Given request 1:
Would you output, word for word, the part of the pip mailing-list message that opens with the words containing "On May 8, 2014, at" and closes with "had over time."?
Given request 2:
How would you condense the paragraph of the pip mailing-list message that begins "We have been through that many times" into one shorter sentence that keeps its main points?

Selected passage:
[Python-Dev] pip: cdecimal an externally hosted file and may be unreliable [sic]

Donald Stufft donald at stufft.io
Thu May 8 17:24:47 CEST 2014


On May 8, 2014, at 11:19 AM, Stefan Krah <stefan at bytereef.org> wrote:

> Donald Stufft <donald at stufft.io> wrote:
>> hosted packages are brittle and more prone to failure. Every single external
>> server adds *another* SPOF into any particular install set. Even if every
>> external server has a 99.9% uptime, when you combine multiple of them the total
>> uptime of any particular set of requirements drops quickly. This has been a
>> major complaint that people have had over time.
> 
> We have been through that many times; to me this is an indication that
> people are using pip under circumstances when they should not.  pip is
> not apt-get.
> 
> [I am aware that *you* know that, just stating it again for the broader
> audience.]
> 
> 
>>> 2) Last time I looked, access credentials (via "lost login") were sent
>>>    out in plaintext.
>> 
>> The existence of other security issues is not an excuse to not fix a security
>> issue. There are other problems and we're slowly working on trying to clear
>> them out.

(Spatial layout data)

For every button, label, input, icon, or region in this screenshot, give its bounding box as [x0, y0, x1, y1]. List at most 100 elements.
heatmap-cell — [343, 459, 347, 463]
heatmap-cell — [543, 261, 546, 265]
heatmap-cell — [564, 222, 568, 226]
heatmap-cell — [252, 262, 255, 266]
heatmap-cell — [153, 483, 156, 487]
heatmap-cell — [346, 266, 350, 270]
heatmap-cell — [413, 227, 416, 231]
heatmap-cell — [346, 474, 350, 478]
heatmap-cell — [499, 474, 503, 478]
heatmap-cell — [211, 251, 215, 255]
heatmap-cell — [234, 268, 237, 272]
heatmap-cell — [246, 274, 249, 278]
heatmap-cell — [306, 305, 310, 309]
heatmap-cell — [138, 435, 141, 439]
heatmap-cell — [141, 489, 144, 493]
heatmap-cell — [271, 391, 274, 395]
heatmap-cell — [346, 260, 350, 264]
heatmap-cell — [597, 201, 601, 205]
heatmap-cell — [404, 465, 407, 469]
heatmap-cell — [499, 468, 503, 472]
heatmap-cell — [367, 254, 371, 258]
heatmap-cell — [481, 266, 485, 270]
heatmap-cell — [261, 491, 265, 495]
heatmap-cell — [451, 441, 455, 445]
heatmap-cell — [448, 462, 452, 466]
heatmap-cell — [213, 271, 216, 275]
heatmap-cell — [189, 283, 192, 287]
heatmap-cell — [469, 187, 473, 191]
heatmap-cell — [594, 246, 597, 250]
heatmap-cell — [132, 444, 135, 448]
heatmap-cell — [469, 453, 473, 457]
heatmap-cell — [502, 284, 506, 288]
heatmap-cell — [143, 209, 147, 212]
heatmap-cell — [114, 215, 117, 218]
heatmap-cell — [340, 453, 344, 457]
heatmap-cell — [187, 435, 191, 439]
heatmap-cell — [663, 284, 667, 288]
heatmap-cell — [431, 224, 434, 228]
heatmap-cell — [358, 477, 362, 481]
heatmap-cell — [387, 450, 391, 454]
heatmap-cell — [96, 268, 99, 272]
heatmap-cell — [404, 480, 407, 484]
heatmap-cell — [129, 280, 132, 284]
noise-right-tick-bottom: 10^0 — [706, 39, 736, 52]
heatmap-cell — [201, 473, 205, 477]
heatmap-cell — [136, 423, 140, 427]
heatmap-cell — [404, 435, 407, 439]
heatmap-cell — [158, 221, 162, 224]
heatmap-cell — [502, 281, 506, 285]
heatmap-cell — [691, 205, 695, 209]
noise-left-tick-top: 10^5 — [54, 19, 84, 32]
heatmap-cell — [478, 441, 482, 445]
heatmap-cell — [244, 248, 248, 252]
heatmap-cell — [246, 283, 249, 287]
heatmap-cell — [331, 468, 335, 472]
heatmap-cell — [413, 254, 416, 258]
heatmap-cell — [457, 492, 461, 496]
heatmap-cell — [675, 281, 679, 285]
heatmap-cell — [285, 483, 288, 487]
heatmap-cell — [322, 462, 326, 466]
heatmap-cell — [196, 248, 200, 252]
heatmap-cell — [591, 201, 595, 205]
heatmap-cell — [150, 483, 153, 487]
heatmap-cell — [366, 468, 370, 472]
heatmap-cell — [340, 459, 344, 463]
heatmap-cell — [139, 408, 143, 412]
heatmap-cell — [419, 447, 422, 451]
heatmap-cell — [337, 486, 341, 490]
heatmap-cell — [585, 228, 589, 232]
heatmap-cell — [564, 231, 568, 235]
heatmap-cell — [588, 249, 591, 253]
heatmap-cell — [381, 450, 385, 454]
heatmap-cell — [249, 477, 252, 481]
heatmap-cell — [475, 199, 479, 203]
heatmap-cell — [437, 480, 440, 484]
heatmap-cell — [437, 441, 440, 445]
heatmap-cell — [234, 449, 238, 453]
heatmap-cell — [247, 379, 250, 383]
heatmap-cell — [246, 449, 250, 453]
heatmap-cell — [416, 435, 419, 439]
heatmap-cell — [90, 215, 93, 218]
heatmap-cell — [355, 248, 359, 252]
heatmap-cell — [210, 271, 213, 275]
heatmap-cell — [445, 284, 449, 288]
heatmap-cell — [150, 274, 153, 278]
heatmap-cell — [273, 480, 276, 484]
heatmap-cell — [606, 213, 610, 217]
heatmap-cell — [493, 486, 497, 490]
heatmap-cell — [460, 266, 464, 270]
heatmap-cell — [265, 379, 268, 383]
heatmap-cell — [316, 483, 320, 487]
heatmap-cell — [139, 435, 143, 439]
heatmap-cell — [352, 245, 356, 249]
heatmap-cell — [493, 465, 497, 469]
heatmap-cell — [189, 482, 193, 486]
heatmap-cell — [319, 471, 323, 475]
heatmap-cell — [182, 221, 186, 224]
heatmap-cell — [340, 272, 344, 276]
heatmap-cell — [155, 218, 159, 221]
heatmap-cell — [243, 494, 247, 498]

Exercise answer 1:
On May 8, 2014, at 11:19 AM, Stefan Krah <stefan at bytereef.org> wrote:

> Donald Stufft <donald at stufft.io> wrote:
>> hosted packages are brittle and more prone to failure. Every single external
>> server adds *another* SPOF into any particular install set. Even if every
>> external server has a 99.9% uptime, when you combine multiple of them the total
>> uptime of any particular set of requirements drops quickly. This has been a
>> major complaint that people have had over time.

Exercise answer 2:
The topic has come up repeatedly, and it suggests people use pip in situations where they shouldn't, since pip is not apt-get.